▶ Exercise objective:
Reproduce every line of the listing below word for word, with nothing changed.
+--
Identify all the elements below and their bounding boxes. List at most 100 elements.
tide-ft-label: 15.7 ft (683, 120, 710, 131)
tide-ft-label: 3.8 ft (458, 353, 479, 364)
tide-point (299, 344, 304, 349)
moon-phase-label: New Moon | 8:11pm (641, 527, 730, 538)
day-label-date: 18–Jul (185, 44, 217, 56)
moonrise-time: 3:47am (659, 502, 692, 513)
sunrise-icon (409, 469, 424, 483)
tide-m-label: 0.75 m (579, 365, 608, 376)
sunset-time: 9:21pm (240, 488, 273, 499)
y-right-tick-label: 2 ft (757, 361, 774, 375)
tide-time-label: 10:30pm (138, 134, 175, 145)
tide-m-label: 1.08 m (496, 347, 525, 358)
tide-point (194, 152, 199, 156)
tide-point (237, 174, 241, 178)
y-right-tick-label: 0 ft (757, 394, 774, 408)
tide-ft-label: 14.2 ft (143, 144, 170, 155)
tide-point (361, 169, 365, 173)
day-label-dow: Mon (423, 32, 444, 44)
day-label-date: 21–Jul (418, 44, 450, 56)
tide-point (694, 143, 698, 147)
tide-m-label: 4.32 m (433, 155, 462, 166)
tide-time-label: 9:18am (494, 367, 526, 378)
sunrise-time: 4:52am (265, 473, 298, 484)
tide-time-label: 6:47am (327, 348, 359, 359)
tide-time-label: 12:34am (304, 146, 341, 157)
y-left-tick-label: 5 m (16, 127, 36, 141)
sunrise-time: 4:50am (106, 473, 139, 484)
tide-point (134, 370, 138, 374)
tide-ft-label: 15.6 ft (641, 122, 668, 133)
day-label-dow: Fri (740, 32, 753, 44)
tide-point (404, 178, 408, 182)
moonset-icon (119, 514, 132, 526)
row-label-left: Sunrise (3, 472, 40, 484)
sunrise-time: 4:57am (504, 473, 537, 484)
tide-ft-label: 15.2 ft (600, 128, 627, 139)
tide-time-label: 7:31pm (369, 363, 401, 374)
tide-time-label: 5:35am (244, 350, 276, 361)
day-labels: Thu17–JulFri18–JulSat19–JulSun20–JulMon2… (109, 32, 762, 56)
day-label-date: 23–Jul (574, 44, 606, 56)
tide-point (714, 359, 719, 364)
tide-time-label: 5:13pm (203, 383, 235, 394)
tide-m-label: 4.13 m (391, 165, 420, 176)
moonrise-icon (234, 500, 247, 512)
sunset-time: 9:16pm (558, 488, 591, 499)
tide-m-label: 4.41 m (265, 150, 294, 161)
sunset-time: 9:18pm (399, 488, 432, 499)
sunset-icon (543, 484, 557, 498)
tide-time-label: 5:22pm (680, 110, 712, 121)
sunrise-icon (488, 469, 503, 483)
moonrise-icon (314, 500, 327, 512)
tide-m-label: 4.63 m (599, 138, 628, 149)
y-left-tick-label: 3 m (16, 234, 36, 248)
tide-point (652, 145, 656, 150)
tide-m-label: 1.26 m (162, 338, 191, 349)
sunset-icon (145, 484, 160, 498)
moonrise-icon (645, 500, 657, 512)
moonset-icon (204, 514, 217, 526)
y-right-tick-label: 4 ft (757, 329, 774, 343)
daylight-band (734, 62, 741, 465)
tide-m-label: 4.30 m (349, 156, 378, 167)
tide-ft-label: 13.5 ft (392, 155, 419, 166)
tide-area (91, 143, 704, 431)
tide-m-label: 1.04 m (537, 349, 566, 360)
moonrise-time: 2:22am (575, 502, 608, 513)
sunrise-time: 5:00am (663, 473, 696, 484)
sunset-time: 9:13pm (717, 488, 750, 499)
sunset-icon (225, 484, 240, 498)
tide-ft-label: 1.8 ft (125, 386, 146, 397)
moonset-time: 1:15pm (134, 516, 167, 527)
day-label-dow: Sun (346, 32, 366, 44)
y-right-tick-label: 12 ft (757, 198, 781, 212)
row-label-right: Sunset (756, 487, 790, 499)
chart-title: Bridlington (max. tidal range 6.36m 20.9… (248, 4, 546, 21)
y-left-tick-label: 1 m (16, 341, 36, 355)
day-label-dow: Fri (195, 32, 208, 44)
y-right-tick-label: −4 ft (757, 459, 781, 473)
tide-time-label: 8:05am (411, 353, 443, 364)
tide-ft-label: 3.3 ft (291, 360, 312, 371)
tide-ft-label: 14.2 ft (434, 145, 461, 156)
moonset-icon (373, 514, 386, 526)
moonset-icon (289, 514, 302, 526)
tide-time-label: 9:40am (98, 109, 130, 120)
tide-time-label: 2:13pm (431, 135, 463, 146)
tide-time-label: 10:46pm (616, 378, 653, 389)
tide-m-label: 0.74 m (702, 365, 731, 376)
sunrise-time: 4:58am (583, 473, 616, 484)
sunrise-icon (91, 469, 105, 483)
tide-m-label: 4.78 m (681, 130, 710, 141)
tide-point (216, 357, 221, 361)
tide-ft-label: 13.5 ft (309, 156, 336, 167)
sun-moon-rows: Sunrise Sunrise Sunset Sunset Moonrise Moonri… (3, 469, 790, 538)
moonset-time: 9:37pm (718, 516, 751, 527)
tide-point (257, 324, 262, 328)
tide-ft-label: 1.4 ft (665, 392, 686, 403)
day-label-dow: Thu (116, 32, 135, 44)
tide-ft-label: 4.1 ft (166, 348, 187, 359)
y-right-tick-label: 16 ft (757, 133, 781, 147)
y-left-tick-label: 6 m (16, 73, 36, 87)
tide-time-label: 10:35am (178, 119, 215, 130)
+--
▶ Task solution:
Identify all the elements below and their bounding boxes. List at most 100 elements.
tide-ft-label: 15.7 ft (683, 120, 710, 131)
tide-ft-label: 3.8 ft (458, 353, 479, 364)
tide-point (299, 344, 304, 349)
moon-phase-label: New Moon | 8:11pm (641, 527, 730, 538)
day-label-date: 18–Jul (185, 44, 217, 56)
moonrise-time: 3:47am (659, 502, 692, 513)
sunrise-icon (409, 469, 424, 483)
tide-m-label: 0.75 m (579, 365, 608, 376)
sunset-time: 9:21pm (240, 488, 273, 499)
y-right-tick-label: 2 ft (757, 361, 774, 375)
tide-time-label: 10:30pm (138, 134, 175, 145)
tide-m-label: 1.08 m (496, 347, 525, 358)
tide-point (194, 152, 199, 156)
tide-point (237, 174, 241, 178)
y-right-tick-label: 0 ft (757, 394, 774, 408)
tide-ft-label: 14.2 ft (143, 144, 170, 155)
tide-point (361, 169, 365, 173)
day-label-dow: Mon (423, 32, 444, 44)
day-label-date: 21–Jul (418, 44, 450, 56)
tide-point (694, 143, 698, 147)
tide-m-label: 4.32 m (433, 155, 462, 166)
tide-time-label: 9:18am (494, 367, 526, 378)
sunrise-time: 4:52am (265, 473, 298, 484)
tide-time-label: 6:47am (327, 348, 359, 359)
tide-time-label: 12:34am (304, 146, 341, 157)
y-left-tick-label: 5 m (16, 127, 36, 141)
sunrise-time: 4:50am (106, 473, 139, 484)
tide-point (134, 370, 138, 374)
tide-ft-label: 15.6 ft (641, 122, 668, 133)
day-label-dow: Fri (740, 32, 753, 44)
tide-point (404, 178, 408, 182)
moonset-icon (119, 514, 132, 526)
row-label-left: Sunrise (3, 472, 40, 484)
sunrise-time: 4:57am (504, 473, 537, 484)
tide-ft-label: 15.2 ft (600, 128, 627, 139)
tide-time-label: 7:31pm (369, 363, 401, 374)
tide-time-label: 5:35am (244, 350, 276, 361)
day-labels: Thu17–JulFri18–JulSat19–JulSun20–JulMon2… (109, 32, 762, 56)
day-label-date: 23–Jul (574, 44, 606, 56)
tide-point (714, 359, 719, 364)
tide-time-label: 5:13pm (203, 383, 235, 394)
tide-m-label: 4.13 m (391, 165, 420, 176)
moonrise-icon (234, 500, 247, 512)
sunset-time: 9:16pm (558, 488, 591, 499)
tide-m-label: 4.41 m (265, 150, 294, 161)
sunset-time: 9:18pm (399, 488, 432, 499)
sunset-icon (543, 484, 557, 498)
tide-time-label: 5:22pm (680, 110, 712, 121)
sunrise-icon (488, 469, 503, 483)
moonrise-icon (314, 500, 327, 512)
tide-m-label: 4.63 m (599, 138, 628, 149)
y-left-tick-label: 3 m (16, 234, 36, 248)
tide-point (652, 145, 656, 150)
tide-m-label: 1.26 m (162, 338, 191, 349)
sunset-icon (145, 484, 160, 498)
moonrise-icon (645, 500, 657, 512)
moonset-icon (204, 514, 217, 526)
y-right-tick-label: 4 ft (757, 329, 774, 343)
daylight-band (734, 62, 741, 465)
tide-m-label: 4.30 m (349, 156, 378, 167)
tide-ft-label: 13.5 ft (392, 155, 419, 166)
tide-area (91, 143, 704, 431)
tide-m-label: 1.04 m (537, 349, 566, 360)
moonrise-time: 2:22am (575, 502, 608, 513)
sunrise-time: 5:00am (663, 473, 696, 484)
sunset-time: 9:13pm (717, 488, 750, 499)
sunset-icon (225, 484, 240, 498)
tide-ft-label: 1.8 ft (125, 386, 146, 397)
moonset-time: 1:15pm (134, 516, 167, 527)
day-label-dow: Sun (346, 32, 366, 44)
y-right-tick-label: 12 ft (757, 198, 781, 212)
row-label-right: Sunset (756, 487, 790, 499)
chart-title: Bridlington (max. tidal range 6.36m 20.9… (248, 4, 546, 21)
y-left-tick-label: 1 m (16, 341, 36, 355)
day-label-dow: Fri (195, 32, 208, 44)
y-right-tick-label: −4 ft (757, 459, 781, 473)
tide-time-label: 8:05am (411, 353, 443, 364)
tide-ft-label: 3.3 ft (291, 360, 312, 371)
tide-ft-label: 14.2 ft (434, 145, 461, 156)
moonset-icon (373, 514, 386, 526)
moonset-icon (289, 514, 302, 526)
tide-time-label: 9:40am (98, 109, 130, 120)
tide-time-label: 2:13pm (431, 135, 463, 146)
tide-time-label: 10:46pm (616, 378, 653, 389)
tide-m-label: 0.74 m (702, 365, 731, 376)
sunrise-time: 4:58am (583, 473, 616, 484)
sunrise-icon (91, 469, 105, 483)
tide-m-label: 4.78 m (681, 130, 710, 141)
tide-point (216, 357, 221, 361)
tide-ft-label: 13.5 ft (309, 156, 336, 167)
sun-moon-rows: Sunrise Sunrise Sunset Sunset Moonrise Moonri… (3, 469, 790, 538)
moonset-time: 9:37pm (718, 516, 751, 527)
tide-point (257, 324, 262, 328)
tide-ft-label: 1.4 ft (665, 392, 686, 403)
day-label-dow: Thu (116, 32, 135, 44)
tide-ft-label: 4.1 ft (166, 348, 187, 359)
y-right-tick-label: 16 ft (757, 133, 781, 147)
y-left-tick-label: 6 m (16, 73, 36, 87)
tide-time-label: 10:35am (178, 119, 215, 130)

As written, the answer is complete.